**What is expected:** Print the entries in full, word for word, but not the pictures.

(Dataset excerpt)
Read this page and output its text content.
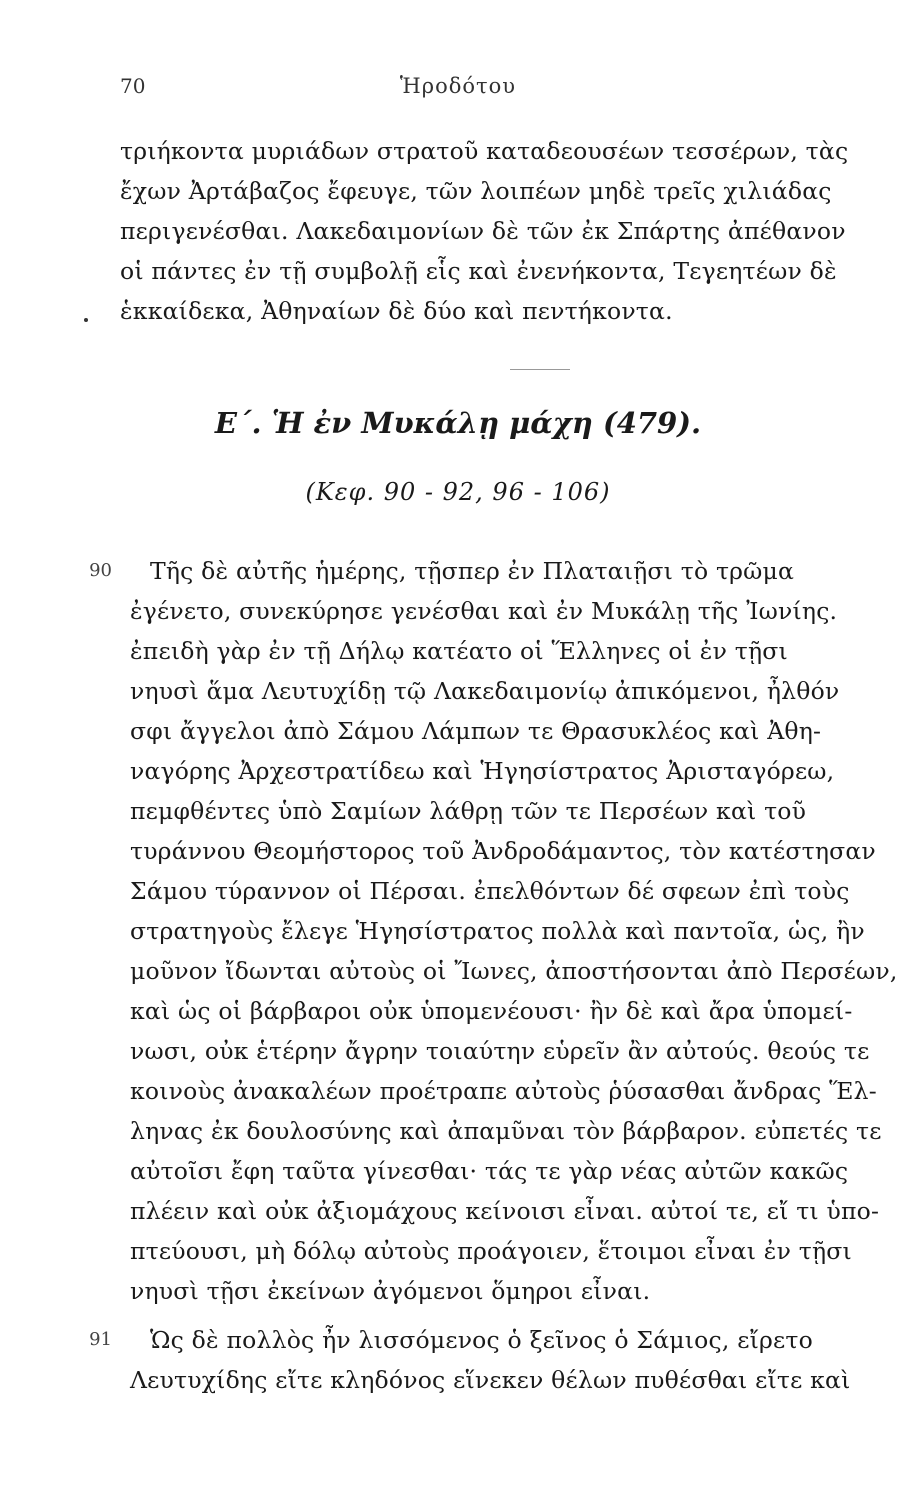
70	Ἡροδότου
τριήκοντα μυριάδων στρατοῦ καταδεουσέων τεσσέρων, τὰς
ἔχων Ἀρτάβαζος ἔφευγε, τῶν λοιπέων μηδὲ τρεῖς χιλιάδας
περιγενέσθαι. Λακεδαιμονίων δὲ τῶν ἐκ Σπάρτης ἀπέθανον
οἱ πάντες ἐν τῇ συμβολῇ εἷς καὶ ἐνενήκοντα, Τεγεητέων δὲ
ἑκκαίδεκα, Ἀθηναίων δὲ δύο καὶ πεντήκοντα.
Ε΄. Ἡ ἐν Μυκάλῃ μάχη (479).
(Κεφ. 90 - 92, 96 - 106)
90	Τῆς δὲ αὐτῆς ἡμέρης, τῇσπερ ἐν Πλαταιῇσι τὸ τρῶμα
ἐγένετο, συνεκύρησε γενέσθαι καὶ ἐν Μυκάλῃ τῆς Ἰωνίης.
ἐπειδὴ γὰρ ἐν τῇ Δήλῳ κατέατο οἱ Ἕλληνες οἱ ἐν τῇσι
νηυσὶ ἅμα Λευτυχίδῃ τῷ Λακεδαιμονίῳ ἀπικόμενοι, ἦλθόν
σφι ἄγγελοι ἀπὸ Σάμου Λάμπων τε Θρασυκλέος καὶ Ἀθη-
ναγόρης Ἀρχεστρατίδεω καὶ Ἡγησίστρατος Ἀρισταγόρεω,
πεμφθέντες ὑπὸ Σαμίων λάθρῃ τῶν τε Περσέων καὶ τοῦ
τυράννου Θεομήστορος τοῦ Ἀνδροδάμαντος, τὸν κατέστησαν
Σάμου τύραννον οἱ Πέρσαι. ἐπελθόντων δέ σφεων ἐπὶ τοὺς
στρατηγοὺς ἔλεγε Ἡγησίστρατος πολλὰ καὶ παντοῖα, ὡς, ἢν
μοῦνον ἴδωνται αὐτοὺς οἱ Ἴωνες, ἀποστήσονται ἀπὸ Περσέων,
καὶ ὡς οἱ βάρβαροι οὐκ ὑπομενέουσι· ἢν δὲ καὶ ἄρα ὑπομεί-
νωσι, οὐκ ἑτέρην ἄγρην τοιαύτην εὑρεῖν ἂν αὐτούς. θεούς τε
κοινοὺς ἀνακαλέων προέτραπε αὐτοὺς ῥύσασθαι ἄνδρας Ἕλ-
ληνας ἐκ δουλοσύνης καὶ ἀπαμῦναι τὸν βάρβαρον. εὐπετές τε
αὐτοῖσι ἔφη ταῦτα γίνεσθαι· τάς τε γὰρ νέας αὐτῶν κακῶς
πλέειν καὶ οὐκ ἀξιομάχους κείνοισι εἶναι. αὐτοί τε, εἴ τι ὑπο-
πτεύουσι, μὴ δόλῳ αὐτοὺς προάγοιεν, ἕτοιμοι εἶναι ἐν τῇσι
νηυσὶ τῇσι ἐκείνων ἀγόμενοι ὅμηροι εἶναι.
91	Ὡς δὲ πολλὸς ἦν λισσόμενος ὁ ξεῖνος ὁ Σάμιος, εἴρετο
Λευτυχίδης εἴτε κληδόνος εἵνεκεν θέλων πυθέσθαι εἴτε καὶ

**Solution to this task:**
Read this page and output its text content.
70	Ἡροδότου
τριήκοντα μυριάδων στρατοῦ καταδεουσέων τεσσέρων, τὰς
ἔχων Ἀρτάβαζος ἔφευγε, τῶν λοιπέων μηδὲ τρεῖς χιλιάδας
περιγενέσθαι. Λακεδαιμονίων δὲ τῶν ἐκ Σπάρτης ἀπέθανον
οἱ πάντες ἐν τῇ συμβολῇ εἷς καὶ ἐνενήκοντα, Τεγεητέων δὲ
ἑκκαίδεκα, Ἀθηναίων δὲ δύο καὶ πεντήκοντα.
Ε΄. Ἡ ἐν Μυκάλῃ μάχη (479).
(Κεφ. 90 - 92, 96 - 106)
90	Τῆς δὲ αὐτῆς ἡμέρης, τῇσπερ ἐν Πλαταιῇσι τὸ τρῶμα
ἐγένετο, συνεκύρησε γενέσθαι καὶ ἐν Μυκάλῃ τῆς Ἰωνίης.
ἐπειδὴ γὰρ ἐν τῇ Δήλῳ κατέατο οἱ Ἕλληνες οἱ ἐν τῇσι
νηυσὶ ἅμα Λευτυχίδῃ τῷ Λακεδαιμονίῳ ἀπικόμενοι, ἦλθόν
σφι ἄγγελοι ἀπὸ Σάμου Λάμπων τε Θρασυκλέος καὶ Ἀθη-
ναγόρης Ἀρχεστρατίδεω καὶ Ἡγησίστρατος Ἀρισταγόρεω,
πεμφθέντες ὑπὸ Σαμίων λάθρῃ τῶν τε Περσέων καὶ τοῦ
τυράννου Θεομήστορος τοῦ Ἀνδροδάμαντος, τὸν κατέστησαν
Σάμου τύραννον οἱ Πέρσαι. ἐπελθόντων δέ σφεων ἐπὶ τοὺς
στρατηγοὺς ἔλεγε Ἡγησίστρατος πολλὰ καὶ παντοῖα, ὡς, ἢν
μοῦνον ἴδωνται αὐτοὺς οἱ Ἴωνες, ἀποστήσονται ἀπὸ Περσέων,
καὶ ὡς οἱ βάρβαροι οὐκ ὑπομενέουσι· ἢν δὲ καὶ ἄρα ὑπομεί-
νωσι, οὐκ ἑτέρην ἄγρην τοιαύτην εὑρεῖν ἂν αὐτούς. θεούς τε
κοινοὺς ἀνακαλέων προέτραπε αὐτοὺς ῥύσασθαι ἄνδρας Ἕλ-
ληνας ἐκ δουλοσύνης καὶ ἀπαμῦναι τὸν βάρβαρον. εὐπετές τε
αὐτοῖσι ἔφη ταῦτα γίνεσθαι· τάς τε γὰρ νέας αὐτῶν κακῶς
πλέειν καὶ οὐκ ἀξιομάχους κείνοισι εἶναι. αὐτοί τε, εἴ τι ὑπο-
πτεύουσι, μὴ δόλῳ αὐτοὺς προάγοιεν, ἕτοιμοι εἶναι ἐν τῇσι
νηυσὶ τῇσι ἐκείνων ἀγόμενοι ὅμηροι εἶναι.
91	Ὡς δὲ πολλὸς ἦν λισσόμενος ὁ ξεῖνος ὁ Σάμιος, εἴρετο
Λευτυχίδης εἴτε κληδόνος εἵνεκεν θέλων πυθέσθαι εἴτε καὶ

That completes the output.